**Stored entries**
•••••
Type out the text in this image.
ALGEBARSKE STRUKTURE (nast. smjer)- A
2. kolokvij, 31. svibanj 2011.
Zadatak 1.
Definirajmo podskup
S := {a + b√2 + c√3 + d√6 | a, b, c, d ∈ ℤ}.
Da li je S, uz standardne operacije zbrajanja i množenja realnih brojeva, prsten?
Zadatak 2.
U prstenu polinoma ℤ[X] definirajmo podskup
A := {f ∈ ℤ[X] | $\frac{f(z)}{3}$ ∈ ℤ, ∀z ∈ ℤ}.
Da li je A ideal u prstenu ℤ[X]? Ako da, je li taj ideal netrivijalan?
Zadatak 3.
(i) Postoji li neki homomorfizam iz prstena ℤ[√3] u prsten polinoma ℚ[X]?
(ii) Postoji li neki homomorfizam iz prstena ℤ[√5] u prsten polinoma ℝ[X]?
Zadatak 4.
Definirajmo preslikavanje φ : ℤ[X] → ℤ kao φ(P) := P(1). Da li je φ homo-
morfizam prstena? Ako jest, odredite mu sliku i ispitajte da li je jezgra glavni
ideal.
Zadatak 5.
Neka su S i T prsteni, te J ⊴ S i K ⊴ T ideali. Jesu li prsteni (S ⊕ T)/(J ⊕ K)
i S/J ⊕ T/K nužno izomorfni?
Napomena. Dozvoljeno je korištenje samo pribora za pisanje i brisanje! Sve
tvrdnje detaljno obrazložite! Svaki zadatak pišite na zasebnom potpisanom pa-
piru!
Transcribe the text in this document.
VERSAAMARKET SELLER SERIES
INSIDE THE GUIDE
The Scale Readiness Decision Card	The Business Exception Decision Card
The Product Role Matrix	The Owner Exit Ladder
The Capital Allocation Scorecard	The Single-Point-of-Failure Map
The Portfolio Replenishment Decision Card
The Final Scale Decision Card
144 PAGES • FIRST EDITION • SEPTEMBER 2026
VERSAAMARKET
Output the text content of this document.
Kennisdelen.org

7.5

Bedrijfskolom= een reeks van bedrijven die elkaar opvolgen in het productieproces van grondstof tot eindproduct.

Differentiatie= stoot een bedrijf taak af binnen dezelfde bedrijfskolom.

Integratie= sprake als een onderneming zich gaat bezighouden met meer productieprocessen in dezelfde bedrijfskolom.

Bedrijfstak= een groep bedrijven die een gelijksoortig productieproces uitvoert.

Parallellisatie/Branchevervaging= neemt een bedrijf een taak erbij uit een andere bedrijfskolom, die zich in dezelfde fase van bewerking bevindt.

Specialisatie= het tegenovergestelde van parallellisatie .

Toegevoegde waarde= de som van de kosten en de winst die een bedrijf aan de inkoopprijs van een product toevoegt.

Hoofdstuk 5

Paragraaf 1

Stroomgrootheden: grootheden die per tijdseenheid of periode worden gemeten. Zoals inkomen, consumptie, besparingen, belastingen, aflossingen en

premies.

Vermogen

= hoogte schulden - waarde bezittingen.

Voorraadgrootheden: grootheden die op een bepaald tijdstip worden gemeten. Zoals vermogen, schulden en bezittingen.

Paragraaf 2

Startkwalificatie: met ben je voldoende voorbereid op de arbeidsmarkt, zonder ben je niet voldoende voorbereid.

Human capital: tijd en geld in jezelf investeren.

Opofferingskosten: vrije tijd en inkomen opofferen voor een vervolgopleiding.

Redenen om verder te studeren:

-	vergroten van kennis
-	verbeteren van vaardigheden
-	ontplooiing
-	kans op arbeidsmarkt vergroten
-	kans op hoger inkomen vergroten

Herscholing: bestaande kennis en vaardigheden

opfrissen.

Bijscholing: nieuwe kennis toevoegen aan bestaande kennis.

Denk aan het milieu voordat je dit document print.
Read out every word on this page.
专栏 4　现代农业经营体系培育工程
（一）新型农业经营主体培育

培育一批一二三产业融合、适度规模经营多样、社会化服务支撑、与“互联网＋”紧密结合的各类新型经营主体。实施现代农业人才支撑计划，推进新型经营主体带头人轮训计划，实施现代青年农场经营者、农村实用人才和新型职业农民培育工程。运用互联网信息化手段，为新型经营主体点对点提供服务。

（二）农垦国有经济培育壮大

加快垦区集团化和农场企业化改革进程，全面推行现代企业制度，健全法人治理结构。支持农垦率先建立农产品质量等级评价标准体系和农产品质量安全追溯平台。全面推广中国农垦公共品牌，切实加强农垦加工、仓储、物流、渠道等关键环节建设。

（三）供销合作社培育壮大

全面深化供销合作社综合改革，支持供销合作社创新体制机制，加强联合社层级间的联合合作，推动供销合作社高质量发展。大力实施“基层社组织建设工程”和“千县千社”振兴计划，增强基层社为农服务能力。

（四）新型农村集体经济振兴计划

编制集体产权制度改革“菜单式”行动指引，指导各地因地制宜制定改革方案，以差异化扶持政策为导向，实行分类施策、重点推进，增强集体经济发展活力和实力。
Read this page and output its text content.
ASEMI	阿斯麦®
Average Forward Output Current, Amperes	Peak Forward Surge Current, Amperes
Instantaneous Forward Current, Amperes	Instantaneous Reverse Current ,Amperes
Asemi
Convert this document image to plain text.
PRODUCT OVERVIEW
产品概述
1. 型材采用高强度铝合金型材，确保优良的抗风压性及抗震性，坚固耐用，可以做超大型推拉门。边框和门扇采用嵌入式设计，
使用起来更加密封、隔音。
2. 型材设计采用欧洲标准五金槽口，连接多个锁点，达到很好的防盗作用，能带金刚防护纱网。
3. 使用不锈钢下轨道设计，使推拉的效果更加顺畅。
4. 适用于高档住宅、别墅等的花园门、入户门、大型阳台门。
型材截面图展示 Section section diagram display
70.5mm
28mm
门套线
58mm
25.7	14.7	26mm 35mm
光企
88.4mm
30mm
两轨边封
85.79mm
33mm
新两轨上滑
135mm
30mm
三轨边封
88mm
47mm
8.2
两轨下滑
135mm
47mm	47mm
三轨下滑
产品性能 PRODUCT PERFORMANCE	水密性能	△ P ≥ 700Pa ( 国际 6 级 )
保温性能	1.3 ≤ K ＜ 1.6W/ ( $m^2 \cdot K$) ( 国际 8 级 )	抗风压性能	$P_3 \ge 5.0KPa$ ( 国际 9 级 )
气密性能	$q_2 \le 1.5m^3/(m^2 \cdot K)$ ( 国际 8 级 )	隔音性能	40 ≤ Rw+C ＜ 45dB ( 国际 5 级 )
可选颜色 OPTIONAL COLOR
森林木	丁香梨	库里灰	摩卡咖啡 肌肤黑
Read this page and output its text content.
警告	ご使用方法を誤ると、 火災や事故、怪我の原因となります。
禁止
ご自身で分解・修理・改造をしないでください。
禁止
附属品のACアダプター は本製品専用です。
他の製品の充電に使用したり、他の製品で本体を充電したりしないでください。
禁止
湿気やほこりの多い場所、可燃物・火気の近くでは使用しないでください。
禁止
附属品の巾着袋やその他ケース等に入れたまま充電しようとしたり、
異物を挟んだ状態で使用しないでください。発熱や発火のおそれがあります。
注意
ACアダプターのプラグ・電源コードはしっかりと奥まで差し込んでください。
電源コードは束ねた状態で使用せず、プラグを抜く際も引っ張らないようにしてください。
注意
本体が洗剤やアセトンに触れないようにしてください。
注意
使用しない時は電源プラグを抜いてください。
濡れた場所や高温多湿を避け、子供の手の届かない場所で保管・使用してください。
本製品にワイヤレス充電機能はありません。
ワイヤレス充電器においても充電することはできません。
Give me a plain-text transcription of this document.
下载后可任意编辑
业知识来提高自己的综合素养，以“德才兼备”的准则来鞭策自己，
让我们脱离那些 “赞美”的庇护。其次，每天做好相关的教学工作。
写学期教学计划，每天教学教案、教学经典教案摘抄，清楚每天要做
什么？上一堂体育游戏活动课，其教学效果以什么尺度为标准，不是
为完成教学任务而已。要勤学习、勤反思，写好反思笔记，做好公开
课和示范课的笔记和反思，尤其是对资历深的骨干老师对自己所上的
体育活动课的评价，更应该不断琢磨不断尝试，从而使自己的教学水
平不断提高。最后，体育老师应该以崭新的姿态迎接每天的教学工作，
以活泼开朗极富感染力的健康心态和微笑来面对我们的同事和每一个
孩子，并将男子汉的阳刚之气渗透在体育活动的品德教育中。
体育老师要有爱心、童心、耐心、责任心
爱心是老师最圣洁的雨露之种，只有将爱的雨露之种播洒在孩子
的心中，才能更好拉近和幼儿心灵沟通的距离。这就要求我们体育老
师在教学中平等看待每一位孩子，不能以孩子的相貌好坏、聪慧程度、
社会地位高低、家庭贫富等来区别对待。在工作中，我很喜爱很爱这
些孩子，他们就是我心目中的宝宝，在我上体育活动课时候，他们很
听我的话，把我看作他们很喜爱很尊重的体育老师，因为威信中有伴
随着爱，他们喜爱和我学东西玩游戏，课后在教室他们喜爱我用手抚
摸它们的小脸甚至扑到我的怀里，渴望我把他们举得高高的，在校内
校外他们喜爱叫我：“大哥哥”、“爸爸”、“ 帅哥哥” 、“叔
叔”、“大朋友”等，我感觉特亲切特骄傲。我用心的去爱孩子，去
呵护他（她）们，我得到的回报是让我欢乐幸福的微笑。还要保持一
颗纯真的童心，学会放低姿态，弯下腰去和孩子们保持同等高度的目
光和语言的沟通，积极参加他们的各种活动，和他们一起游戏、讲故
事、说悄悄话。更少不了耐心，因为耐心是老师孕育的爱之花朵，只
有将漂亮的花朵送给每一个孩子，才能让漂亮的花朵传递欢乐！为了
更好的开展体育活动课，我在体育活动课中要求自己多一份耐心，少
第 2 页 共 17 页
•••••
**Your task**
Lines of the material that contain the word "Current" are to be gathered.

**Solution**
Average Forward Output Current, Amperes	Peak Forward Surge Current, Amperes
Instantaneous Forward Current, Amperes	Instantaneous Reverse Current ,Amperes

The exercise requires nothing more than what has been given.